[Records from a data collection]
╭──

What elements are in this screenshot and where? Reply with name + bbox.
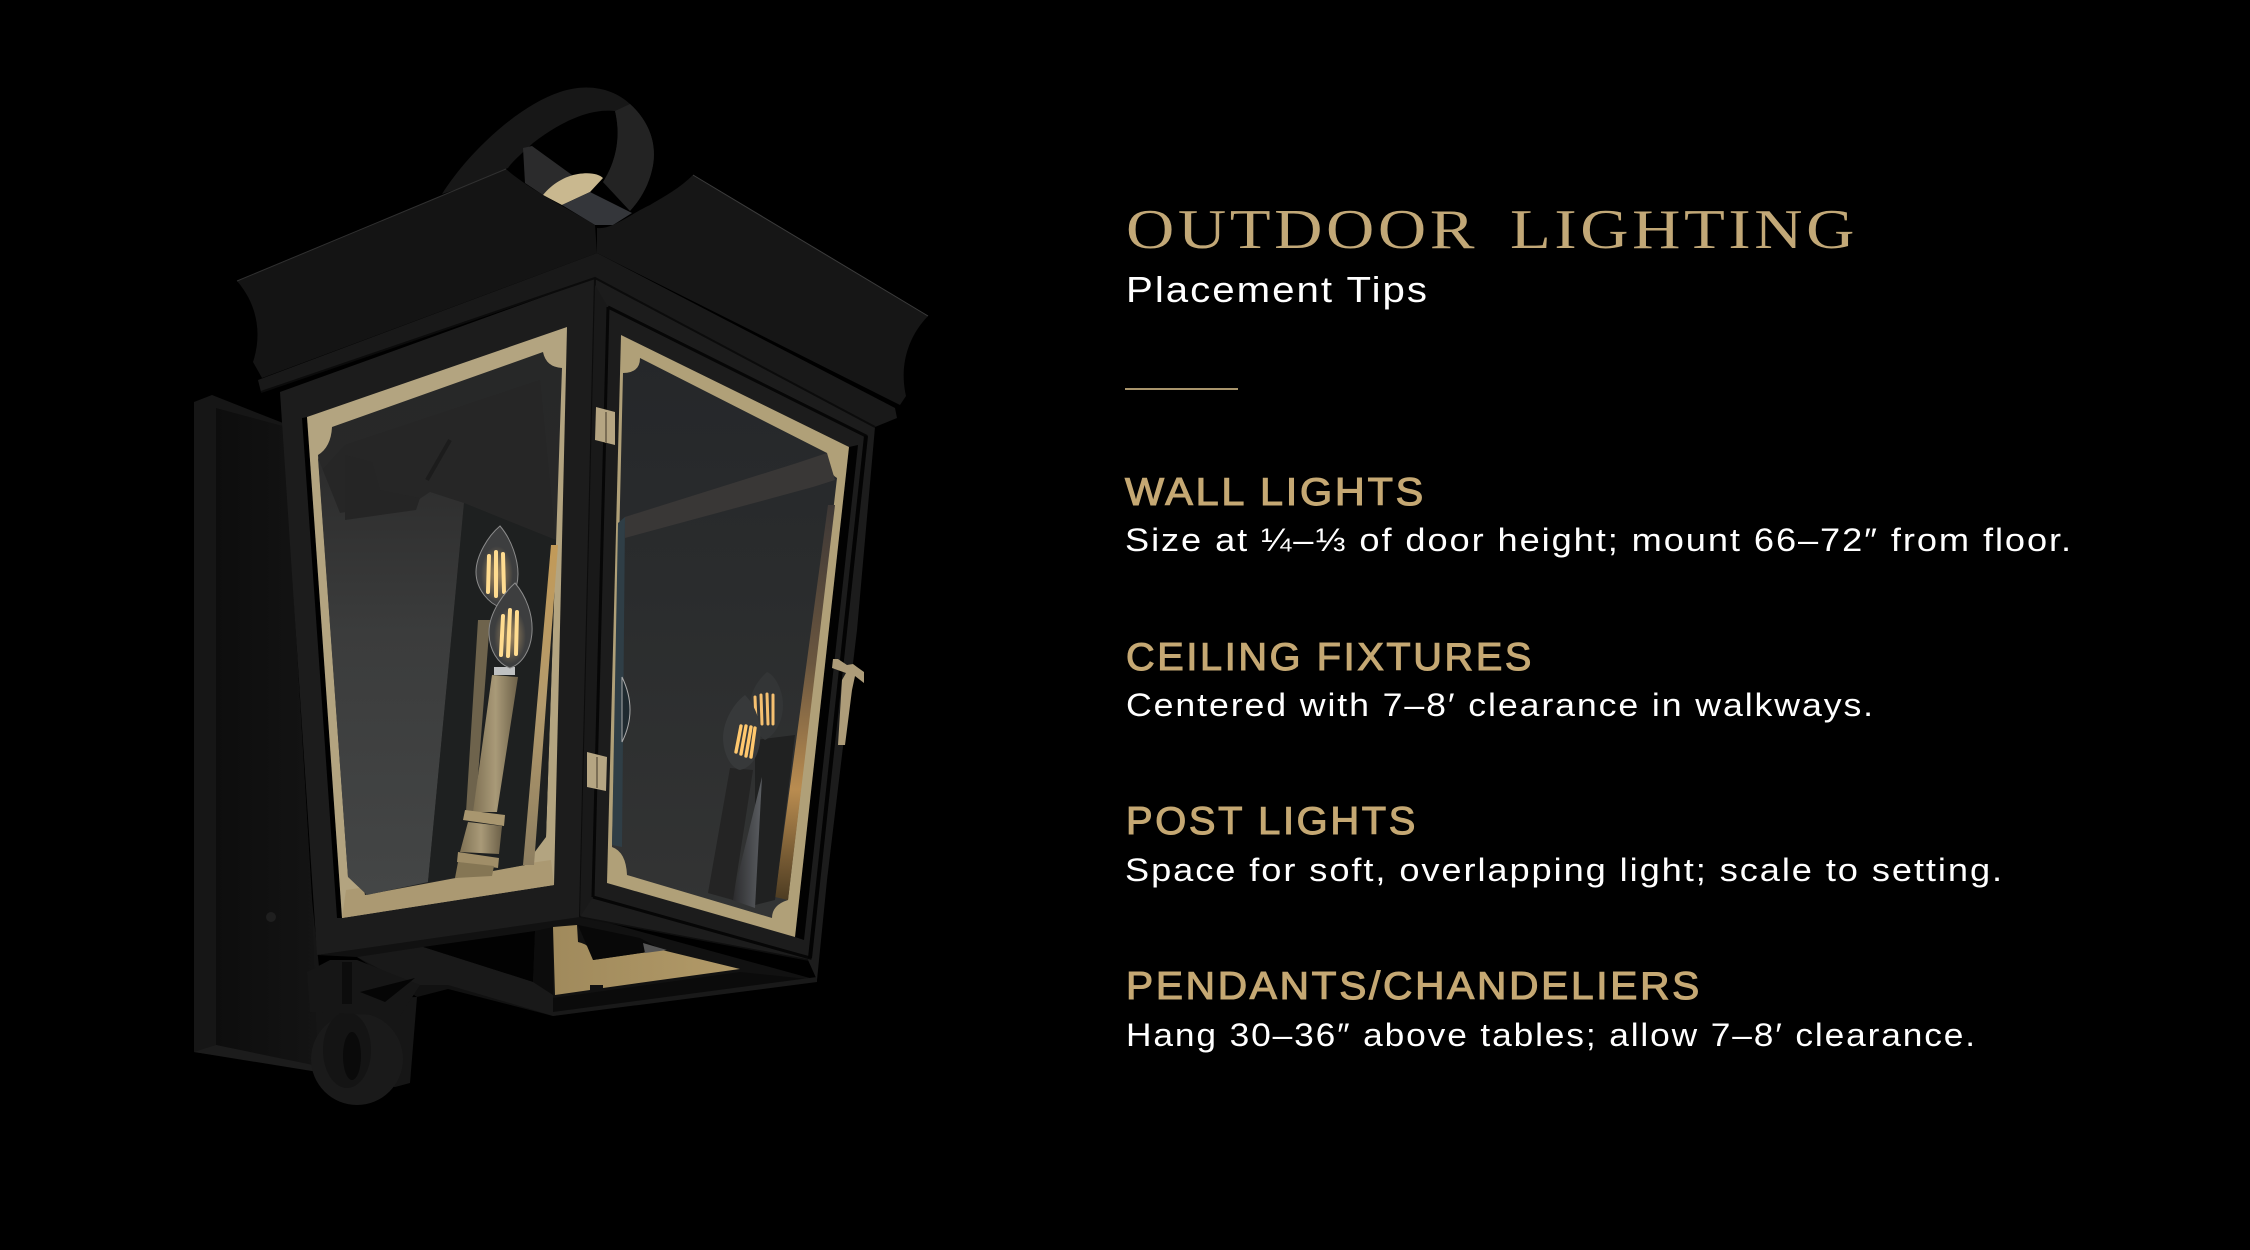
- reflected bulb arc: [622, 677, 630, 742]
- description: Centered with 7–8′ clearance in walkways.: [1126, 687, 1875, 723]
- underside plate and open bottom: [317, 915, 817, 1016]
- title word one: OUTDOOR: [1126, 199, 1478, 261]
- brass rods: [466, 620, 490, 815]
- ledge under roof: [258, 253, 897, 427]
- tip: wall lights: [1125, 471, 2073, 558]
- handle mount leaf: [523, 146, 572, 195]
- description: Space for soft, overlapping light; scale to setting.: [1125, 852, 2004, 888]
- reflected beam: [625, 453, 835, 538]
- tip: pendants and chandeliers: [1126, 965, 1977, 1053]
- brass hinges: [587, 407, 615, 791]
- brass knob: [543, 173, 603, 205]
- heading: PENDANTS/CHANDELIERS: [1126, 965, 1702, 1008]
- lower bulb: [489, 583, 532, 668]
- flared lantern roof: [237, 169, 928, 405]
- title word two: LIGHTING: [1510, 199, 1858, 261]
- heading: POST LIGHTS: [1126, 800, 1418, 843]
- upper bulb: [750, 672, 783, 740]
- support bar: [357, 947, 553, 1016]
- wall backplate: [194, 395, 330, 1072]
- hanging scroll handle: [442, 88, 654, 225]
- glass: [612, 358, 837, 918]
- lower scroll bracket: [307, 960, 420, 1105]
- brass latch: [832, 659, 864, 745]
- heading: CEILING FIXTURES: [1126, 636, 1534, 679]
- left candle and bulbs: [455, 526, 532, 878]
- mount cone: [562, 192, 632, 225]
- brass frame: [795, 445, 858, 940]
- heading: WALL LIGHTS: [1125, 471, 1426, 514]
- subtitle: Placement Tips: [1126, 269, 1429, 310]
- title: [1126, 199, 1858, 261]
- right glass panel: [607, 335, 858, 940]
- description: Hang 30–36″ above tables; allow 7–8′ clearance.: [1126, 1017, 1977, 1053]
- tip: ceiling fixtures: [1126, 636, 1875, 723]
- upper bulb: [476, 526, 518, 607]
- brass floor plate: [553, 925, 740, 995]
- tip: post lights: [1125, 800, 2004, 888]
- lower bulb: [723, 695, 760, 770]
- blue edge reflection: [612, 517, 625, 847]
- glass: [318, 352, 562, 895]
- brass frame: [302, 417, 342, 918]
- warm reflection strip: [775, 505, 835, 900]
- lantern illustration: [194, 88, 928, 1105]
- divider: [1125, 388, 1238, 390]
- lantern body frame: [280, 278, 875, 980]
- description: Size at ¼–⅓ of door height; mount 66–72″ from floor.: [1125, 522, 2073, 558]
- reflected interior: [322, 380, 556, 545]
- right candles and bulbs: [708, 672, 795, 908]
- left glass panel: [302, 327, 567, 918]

╰──

--- Short exercise ---
Write out the items above again, swapping every "brass" for "bronze" and changing nothing else. Omit the pictures from your answer.

--- Task result ---
What elements are in this screenshot and where? Reply with name + bbox.
- reflected bulb arc: [622, 677, 630, 742]
- description: Centered with 7–8′ clearance in walkways.: [1126, 687, 1875, 723]
- underside plate and open bottom: [317, 915, 817, 1016]
- title word one: OUTDOOR: [1126, 199, 1478, 261]
- bronze rods: [466, 620, 490, 815]
- ledge under roof: [258, 253, 897, 427]
- tip: wall lights: [1125, 471, 2073, 558]
- handle mount leaf: [523, 146, 572, 195]
- description: Space for soft, overlapping light; scale to setting.: [1125, 852, 2004, 888]
- reflected beam: [625, 453, 835, 538]
- tip: pendants and chandeliers: [1126, 965, 1977, 1053]
- bronze hinges: [587, 407, 615, 791]
- bronze knob: [543, 173, 603, 205]
- heading: PENDANTS/CHANDELIERS: [1126, 965, 1702, 1008]
- lower bulb: [489, 583, 532, 668]
- flared lantern roof: [237, 169, 928, 405]
- title word two: LIGHTING: [1510, 199, 1858, 261]
- heading: POST LIGHTS: [1126, 800, 1418, 843]
- upper bulb: [750, 672, 783, 740]
- support bar: [357, 947, 553, 1016]
- wall backplate: [194, 395, 330, 1072]
- hanging scroll handle: [442, 88, 654, 225]
- glass: [612, 358, 837, 918]
- lower scroll bracket: [307, 960, 420, 1105]
- bronze latch: [832, 659, 864, 745]
- heading: CEILING FIXTURES: [1126, 636, 1534, 679]
- left candle and bulbs: [455, 526, 532, 878]
- mount cone: [562, 192, 632, 225]
- bronze frame: [795, 445, 858, 940]
- heading: WALL LIGHTS: [1125, 471, 1426, 514]
- subtitle: Placement Tips: [1126, 269, 1429, 310]
- title: [1126, 199, 1858, 261]
- right glass panel: [607, 335, 858, 940]
- description: Hang 30–36″ above tables; allow 7–8′ clearance.: [1126, 1017, 1977, 1053]
- tip: ceiling fixtures: [1126, 636, 1875, 723]
- upper bulb: [476, 526, 518, 607]
- bronze floor plate: [553, 925, 740, 995]
- tip: post lights: [1125, 800, 2004, 888]
- lower bulb: [723, 695, 760, 770]
- blue edge reflection: [612, 517, 625, 847]
- glass: [318, 352, 562, 895]
- bronze frame: [302, 417, 342, 918]
- warm reflection strip: [775, 505, 835, 900]
- lantern illustration: [194, 88, 928, 1105]
- divider: [1125, 388, 1238, 390]
- lantern body frame: [280, 278, 875, 980]
- description: Size at ¼–⅓ of door height; mount 66–72″ from floor.: [1125, 522, 2073, 558]
- reflected interior: [322, 380, 556, 545]
- right candles and bulbs: [708, 672, 795, 908]
- left glass panel: [302, 327, 567, 918]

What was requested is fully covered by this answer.